- Stated goal
Locate and copy each line in the data that contains the word "label".

- Collected data entries
>> BEGIN

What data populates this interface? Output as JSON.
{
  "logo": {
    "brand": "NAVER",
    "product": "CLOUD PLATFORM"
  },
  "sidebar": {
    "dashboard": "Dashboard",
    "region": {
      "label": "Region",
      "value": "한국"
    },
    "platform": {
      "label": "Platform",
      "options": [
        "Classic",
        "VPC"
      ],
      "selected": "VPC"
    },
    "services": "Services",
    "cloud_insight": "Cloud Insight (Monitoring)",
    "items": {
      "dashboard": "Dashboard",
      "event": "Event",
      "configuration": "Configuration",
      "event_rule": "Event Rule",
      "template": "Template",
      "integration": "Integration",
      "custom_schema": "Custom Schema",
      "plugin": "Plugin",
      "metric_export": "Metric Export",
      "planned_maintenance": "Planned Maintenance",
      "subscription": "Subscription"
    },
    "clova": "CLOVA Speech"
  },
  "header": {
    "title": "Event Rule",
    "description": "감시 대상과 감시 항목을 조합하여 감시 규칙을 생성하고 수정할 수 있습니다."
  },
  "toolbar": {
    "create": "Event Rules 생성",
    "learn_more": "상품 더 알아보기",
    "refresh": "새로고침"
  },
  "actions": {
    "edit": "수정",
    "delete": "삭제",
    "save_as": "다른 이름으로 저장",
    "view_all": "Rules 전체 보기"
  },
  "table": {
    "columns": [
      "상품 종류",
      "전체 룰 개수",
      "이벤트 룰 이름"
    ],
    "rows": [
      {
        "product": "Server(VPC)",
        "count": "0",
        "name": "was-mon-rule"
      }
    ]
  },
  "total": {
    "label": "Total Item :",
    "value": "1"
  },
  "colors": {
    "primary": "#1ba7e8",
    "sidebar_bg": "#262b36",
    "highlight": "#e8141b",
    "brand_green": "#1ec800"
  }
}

>> END

- Result
      "label": "Region",
      "label": "Platform",
    "label": "Total Item :",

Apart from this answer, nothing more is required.